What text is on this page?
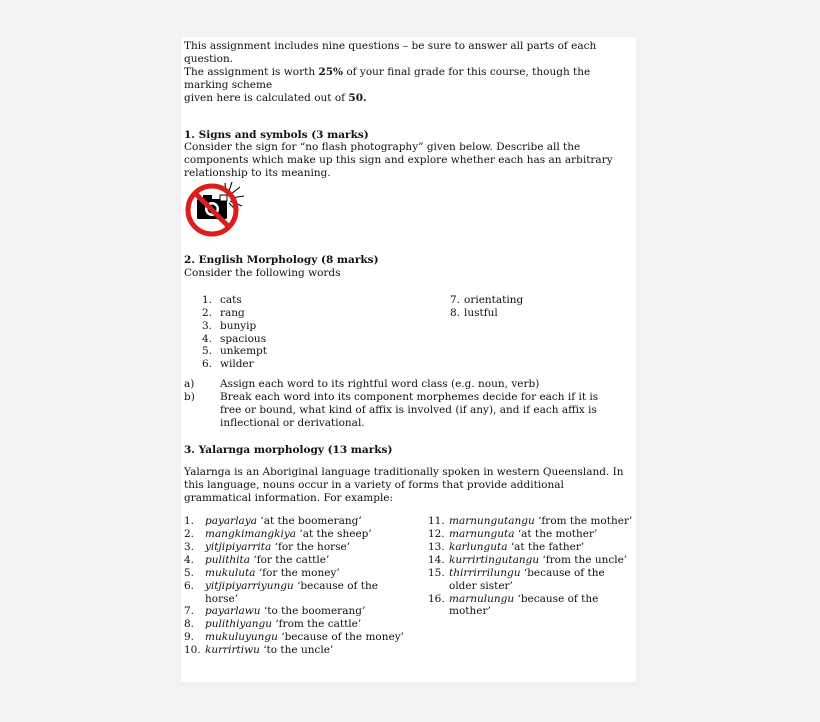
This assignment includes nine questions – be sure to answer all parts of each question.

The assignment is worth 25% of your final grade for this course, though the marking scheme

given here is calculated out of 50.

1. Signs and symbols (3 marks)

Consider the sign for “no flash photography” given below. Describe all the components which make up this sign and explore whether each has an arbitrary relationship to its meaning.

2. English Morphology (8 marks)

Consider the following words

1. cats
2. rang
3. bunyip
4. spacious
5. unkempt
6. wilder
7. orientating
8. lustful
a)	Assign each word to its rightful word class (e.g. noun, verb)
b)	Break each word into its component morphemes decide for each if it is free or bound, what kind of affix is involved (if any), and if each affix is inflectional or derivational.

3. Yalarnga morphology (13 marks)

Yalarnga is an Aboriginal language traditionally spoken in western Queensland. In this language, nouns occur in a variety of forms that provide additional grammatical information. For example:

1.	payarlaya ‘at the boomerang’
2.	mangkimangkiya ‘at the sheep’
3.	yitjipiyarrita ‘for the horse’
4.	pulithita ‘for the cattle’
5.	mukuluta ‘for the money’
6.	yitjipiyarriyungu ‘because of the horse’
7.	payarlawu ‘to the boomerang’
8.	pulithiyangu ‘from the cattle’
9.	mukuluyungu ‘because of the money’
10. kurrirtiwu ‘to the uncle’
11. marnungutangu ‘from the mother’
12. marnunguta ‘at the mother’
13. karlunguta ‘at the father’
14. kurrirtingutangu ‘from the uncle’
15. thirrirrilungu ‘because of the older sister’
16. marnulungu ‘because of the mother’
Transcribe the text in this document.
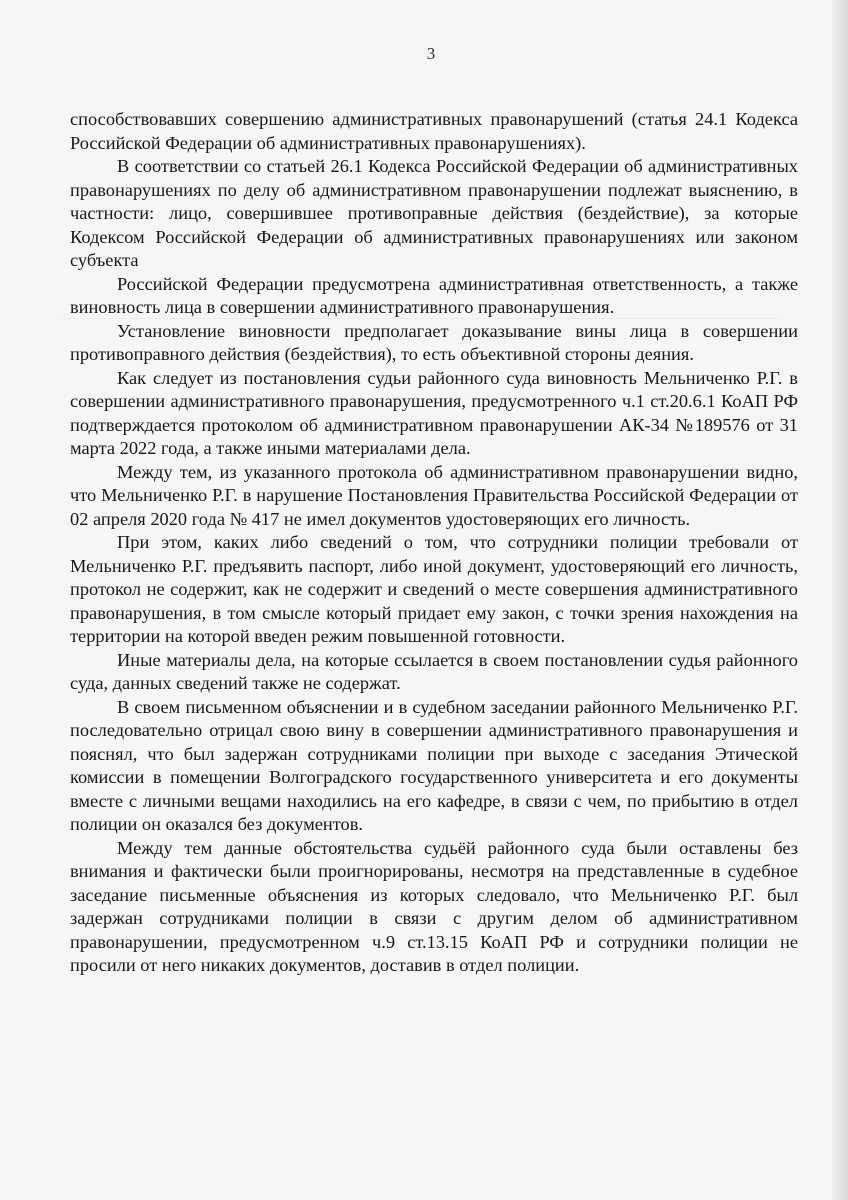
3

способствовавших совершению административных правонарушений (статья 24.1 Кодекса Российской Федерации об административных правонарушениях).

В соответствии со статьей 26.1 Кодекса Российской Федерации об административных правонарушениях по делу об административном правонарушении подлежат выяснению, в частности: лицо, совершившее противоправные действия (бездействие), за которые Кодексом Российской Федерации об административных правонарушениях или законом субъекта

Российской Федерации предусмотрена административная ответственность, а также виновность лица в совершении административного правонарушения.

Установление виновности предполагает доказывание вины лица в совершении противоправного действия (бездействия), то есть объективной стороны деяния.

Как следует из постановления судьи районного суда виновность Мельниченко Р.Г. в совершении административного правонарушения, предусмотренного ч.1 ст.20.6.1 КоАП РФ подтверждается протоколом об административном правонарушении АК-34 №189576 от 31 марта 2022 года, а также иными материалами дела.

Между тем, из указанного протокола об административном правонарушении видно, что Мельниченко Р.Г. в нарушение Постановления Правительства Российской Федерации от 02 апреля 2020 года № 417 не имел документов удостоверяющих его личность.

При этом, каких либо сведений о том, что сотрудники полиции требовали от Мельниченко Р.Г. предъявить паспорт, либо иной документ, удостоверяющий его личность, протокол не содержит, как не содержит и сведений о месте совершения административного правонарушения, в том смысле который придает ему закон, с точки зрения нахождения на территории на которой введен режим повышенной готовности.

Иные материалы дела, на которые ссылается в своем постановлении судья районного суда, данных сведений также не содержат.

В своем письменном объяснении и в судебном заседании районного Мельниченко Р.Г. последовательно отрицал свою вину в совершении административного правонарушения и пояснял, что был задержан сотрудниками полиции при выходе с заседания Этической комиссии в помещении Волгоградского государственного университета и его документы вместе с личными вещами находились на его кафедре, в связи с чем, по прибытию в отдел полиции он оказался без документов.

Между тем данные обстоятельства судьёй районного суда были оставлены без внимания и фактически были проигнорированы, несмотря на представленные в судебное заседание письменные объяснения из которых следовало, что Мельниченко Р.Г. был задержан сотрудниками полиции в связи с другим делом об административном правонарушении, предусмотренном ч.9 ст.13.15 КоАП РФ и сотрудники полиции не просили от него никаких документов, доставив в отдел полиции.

Stated problem = What comes back should match the records exactly, minus any pictures.

Answer to the task =
What text is on this page?
This assignment includes nine questions – be sure to answer all parts of each question.

The assignment is worth 25% of your final grade for this course, though the marking scheme

given here is calculated out of 50.

1. Signs and symbols (3 marks)

Consider the sign for “no flash photography” given below. Describe all the components which make up this sign and explore whether each has an arbitrary relationship to its meaning.

2. English Morphology (8 marks)

Consider the following words

1. cats
2. rang
3. bunyip
4. spacious
5. unkempt
6. wilder
7. orientating
8. lustful
a)	Assign each word to its rightful word class (e.g. noun, verb)
b)	Break each word into its component morphemes decide for each if it is free or bound, what kind of affix is involved (if any), and if each affix is inflectional or derivational.

3. Yalarnga morphology (13 marks)

Yalarnga is an Aboriginal language traditionally spoken in western Queensland. In this language, nouns occur in a variety of forms that provide additional grammatical information. For example:

1.	payarlaya ‘at the boomerang’
2.	mangkimangkiya ‘at the sheep’
3.	yitjipiyarrita ‘for the horse’
4.	pulithita ‘for the cattle’
5.	mukuluta ‘for the money’
6.	yitjipiyarriyungu ‘because of the horse’
7.	payarlawu ‘to the boomerang’
8.	pulithiyangu ‘from the cattle’
9.	mukuluyungu ‘because of the money’
10. kurrirtiwu ‘to the uncle’
11. marnungutangu ‘from the mother’
12. marnunguta ‘at the mother’
13. karlunguta ‘at the father’
14. kurrirtingutangu ‘from the uncle’
15. thirrirrilungu ‘because of the older sister’
16. marnulungu ‘because of the mother’
Transcribe the text in this document.
3

способствовавших совершению административных правонарушений (статья 24.1 Кодекса Российской Федерации об административных правонарушениях).

В соответствии со статьей 26.1 Кодекса Российской Федерации об административных правонарушениях по делу об административном правонарушении подлежат выяснению, в частности: лицо, совершившее противоправные действия (бездействие), за которые Кодексом Российской Федерации об административных правонарушениях или законом субъекта

Российской Федерации предусмотрена административная ответственность, а также виновность лица в совершении административного правонарушения.

Установление виновности предполагает доказывание вины лица в совершении противоправного действия (бездействия), то есть объективной стороны деяния.

Как следует из постановления судьи районного суда виновность Мельниченко Р.Г. в совершении административного правонарушения, предусмотренного ч.1 ст.20.6.1 КоАП РФ подтверждается протоколом об административном правонарушении АК-34 №189576 от 31 марта 2022 года, а также иными материалами дела.

Между тем, из указанного протокола об административном правонарушении видно, что Мельниченко Р.Г. в нарушение Постановления Правительства Российской Федерации от 02 апреля 2020 года № 417 не имел документов удостоверяющих его личность.

При этом, каких либо сведений о том, что сотрудники полиции требовали от Мельниченко Р.Г. предъявить паспорт, либо иной документ, удостоверяющий его личность, протокол не содержит, как не содержит и сведений о месте совершения административного правонарушения, в том смысле который придает ему закон, с точки зрения нахождения на территории на которой введен режим повышенной готовности.

Иные материалы дела, на которые ссылается в своем постановлении судья районного суда, данных сведений также не содержат.

В своем письменном объяснении и в судебном заседании районного Мельниченко Р.Г. последовательно отрицал свою вину в совершении административного правонарушения и пояснял, что был задержан сотрудниками полиции при выходе с заседания Этической комиссии в помещении Волгоградского государственного университета и его документы вместе с личными вещами находились на его кафедре, в связи с чем, по прибытию в отдел полиции он оказался без документов.

Между тем данные обстоятельства судьёй районного суда были оставлены без внимания и фактически были проигнорированы, несмотря на представленные в судебное заседание письменные объяснения из которых следовало, что Мельниченко Р.Г. был задержан сотрудниками полиции в связи с другим делом об административном правонарушении, предусмотренном ч.9 ст.13.15 КоАП РФ и сотрудники полиции не просили от него никаких документов, доставив в отдел полиции.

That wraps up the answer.